• Exercise brief:
Please report how many lines of the following entries hold the word "Frequency", giving the number alone.

(Dataset entries)
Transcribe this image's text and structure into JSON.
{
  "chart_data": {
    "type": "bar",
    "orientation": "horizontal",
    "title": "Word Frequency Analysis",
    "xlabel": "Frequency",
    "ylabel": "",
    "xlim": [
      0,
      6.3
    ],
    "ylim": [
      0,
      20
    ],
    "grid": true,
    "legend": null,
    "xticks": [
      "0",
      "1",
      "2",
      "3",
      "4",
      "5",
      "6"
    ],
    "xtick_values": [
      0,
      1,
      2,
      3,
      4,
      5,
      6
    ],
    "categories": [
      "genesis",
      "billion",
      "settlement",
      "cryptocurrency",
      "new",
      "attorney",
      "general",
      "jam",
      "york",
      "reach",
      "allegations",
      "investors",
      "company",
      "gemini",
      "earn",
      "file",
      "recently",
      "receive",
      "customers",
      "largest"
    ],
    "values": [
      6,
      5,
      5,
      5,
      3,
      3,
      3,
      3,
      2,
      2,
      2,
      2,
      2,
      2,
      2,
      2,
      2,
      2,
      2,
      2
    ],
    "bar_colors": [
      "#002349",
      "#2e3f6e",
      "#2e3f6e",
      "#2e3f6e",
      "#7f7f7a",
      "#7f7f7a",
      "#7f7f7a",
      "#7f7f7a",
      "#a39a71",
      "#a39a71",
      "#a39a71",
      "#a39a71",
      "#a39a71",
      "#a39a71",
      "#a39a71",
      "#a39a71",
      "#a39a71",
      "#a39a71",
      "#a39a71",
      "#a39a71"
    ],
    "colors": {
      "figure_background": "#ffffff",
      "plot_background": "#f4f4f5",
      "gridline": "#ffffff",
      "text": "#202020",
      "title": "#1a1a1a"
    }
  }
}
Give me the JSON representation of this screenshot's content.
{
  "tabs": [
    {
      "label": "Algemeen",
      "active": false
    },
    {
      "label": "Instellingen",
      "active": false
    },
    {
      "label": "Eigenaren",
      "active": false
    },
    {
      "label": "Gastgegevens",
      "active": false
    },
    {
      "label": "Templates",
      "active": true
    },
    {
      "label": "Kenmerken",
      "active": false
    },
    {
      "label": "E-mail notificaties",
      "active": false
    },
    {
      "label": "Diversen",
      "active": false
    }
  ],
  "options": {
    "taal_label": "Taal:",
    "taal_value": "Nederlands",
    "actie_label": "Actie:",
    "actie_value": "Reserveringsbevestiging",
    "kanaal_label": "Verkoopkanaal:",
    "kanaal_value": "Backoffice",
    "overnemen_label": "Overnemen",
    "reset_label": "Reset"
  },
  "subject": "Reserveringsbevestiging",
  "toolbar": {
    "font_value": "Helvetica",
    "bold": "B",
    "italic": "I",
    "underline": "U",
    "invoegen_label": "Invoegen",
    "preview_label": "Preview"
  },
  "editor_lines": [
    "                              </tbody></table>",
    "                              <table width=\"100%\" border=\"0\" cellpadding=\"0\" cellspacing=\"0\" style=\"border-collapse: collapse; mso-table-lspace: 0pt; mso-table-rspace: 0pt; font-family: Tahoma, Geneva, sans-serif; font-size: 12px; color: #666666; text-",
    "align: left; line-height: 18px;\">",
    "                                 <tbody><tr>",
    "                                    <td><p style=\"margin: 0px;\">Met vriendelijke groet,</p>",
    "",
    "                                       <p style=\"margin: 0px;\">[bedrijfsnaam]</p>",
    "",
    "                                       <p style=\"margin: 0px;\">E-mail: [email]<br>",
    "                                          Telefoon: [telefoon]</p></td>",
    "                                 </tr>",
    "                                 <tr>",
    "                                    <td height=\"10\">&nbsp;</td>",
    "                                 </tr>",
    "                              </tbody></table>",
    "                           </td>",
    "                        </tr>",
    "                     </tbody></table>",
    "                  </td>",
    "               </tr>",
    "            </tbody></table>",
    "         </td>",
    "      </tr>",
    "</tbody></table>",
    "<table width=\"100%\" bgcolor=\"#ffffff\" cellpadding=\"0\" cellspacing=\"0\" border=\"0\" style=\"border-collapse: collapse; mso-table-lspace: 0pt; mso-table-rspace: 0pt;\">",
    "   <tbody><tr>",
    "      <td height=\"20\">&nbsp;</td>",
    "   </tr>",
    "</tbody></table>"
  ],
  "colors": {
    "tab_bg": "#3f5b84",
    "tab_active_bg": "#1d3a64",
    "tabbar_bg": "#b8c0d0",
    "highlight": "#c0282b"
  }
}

• Output for this exercise:
2